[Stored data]

+-------+

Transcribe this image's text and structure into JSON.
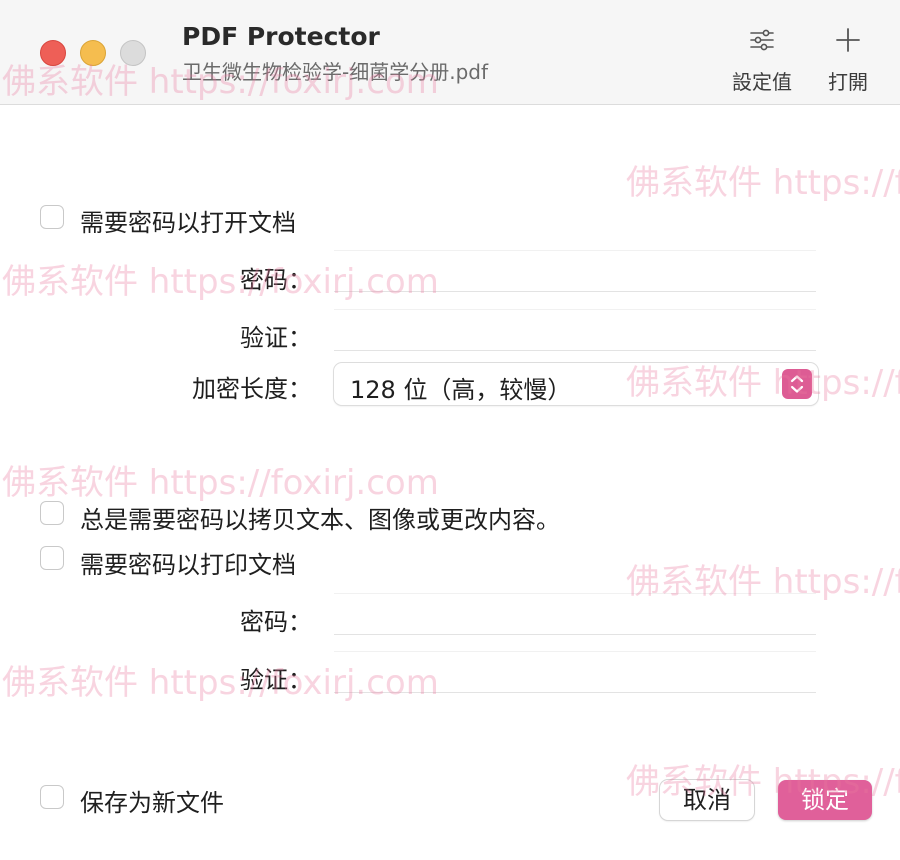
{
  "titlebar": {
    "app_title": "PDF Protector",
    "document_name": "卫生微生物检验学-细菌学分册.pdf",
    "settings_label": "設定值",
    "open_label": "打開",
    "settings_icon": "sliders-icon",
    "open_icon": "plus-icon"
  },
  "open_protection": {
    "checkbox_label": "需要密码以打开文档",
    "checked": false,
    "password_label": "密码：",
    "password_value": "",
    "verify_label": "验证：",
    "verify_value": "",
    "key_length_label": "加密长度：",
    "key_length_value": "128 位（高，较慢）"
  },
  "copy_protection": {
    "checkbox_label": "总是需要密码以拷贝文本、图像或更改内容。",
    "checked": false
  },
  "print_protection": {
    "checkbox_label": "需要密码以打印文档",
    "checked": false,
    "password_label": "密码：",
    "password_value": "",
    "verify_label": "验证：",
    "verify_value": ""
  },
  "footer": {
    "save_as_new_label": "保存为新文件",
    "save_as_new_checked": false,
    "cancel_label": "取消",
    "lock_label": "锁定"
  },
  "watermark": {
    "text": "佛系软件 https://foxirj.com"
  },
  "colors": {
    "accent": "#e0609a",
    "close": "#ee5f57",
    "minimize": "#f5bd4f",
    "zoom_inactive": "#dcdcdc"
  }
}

+-------+

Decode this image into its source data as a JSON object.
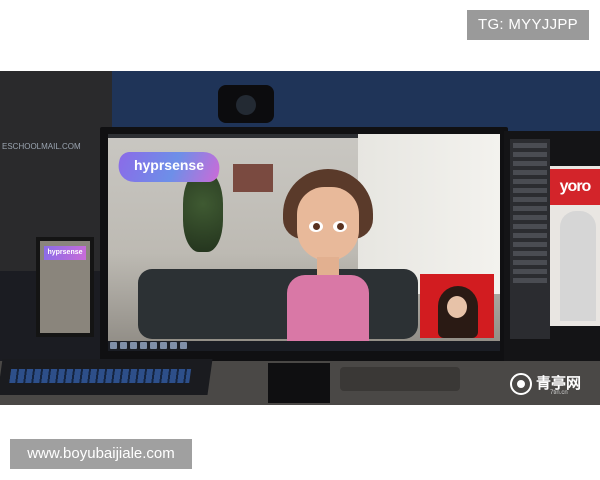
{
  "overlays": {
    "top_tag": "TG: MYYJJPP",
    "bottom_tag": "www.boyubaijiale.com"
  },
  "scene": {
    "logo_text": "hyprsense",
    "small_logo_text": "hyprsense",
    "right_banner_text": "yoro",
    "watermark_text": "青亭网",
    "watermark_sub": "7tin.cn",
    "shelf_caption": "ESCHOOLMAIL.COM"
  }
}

+-------+

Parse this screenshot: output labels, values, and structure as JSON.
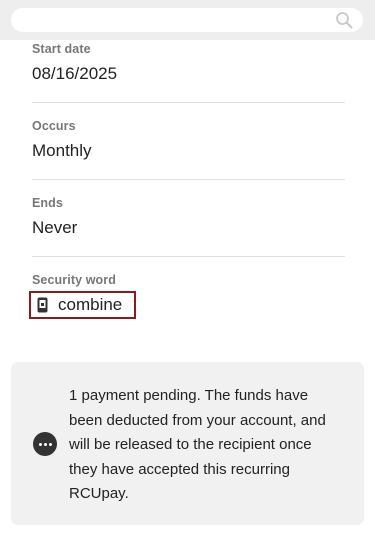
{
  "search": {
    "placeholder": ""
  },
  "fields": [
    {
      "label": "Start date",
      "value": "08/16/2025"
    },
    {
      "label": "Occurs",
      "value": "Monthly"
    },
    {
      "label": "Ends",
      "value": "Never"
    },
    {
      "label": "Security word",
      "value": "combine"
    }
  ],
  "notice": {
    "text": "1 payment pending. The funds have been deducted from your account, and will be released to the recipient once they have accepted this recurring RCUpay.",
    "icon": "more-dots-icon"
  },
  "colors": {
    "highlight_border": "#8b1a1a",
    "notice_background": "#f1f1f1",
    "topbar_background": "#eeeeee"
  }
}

+-------+

Report all lines of the data that include the word "structure".

# SOLUTION TO THE EXERCISE:
Transcribe this image's text and structure into JSON.
Parse this screenshot: output labels, values, and structure as JSON.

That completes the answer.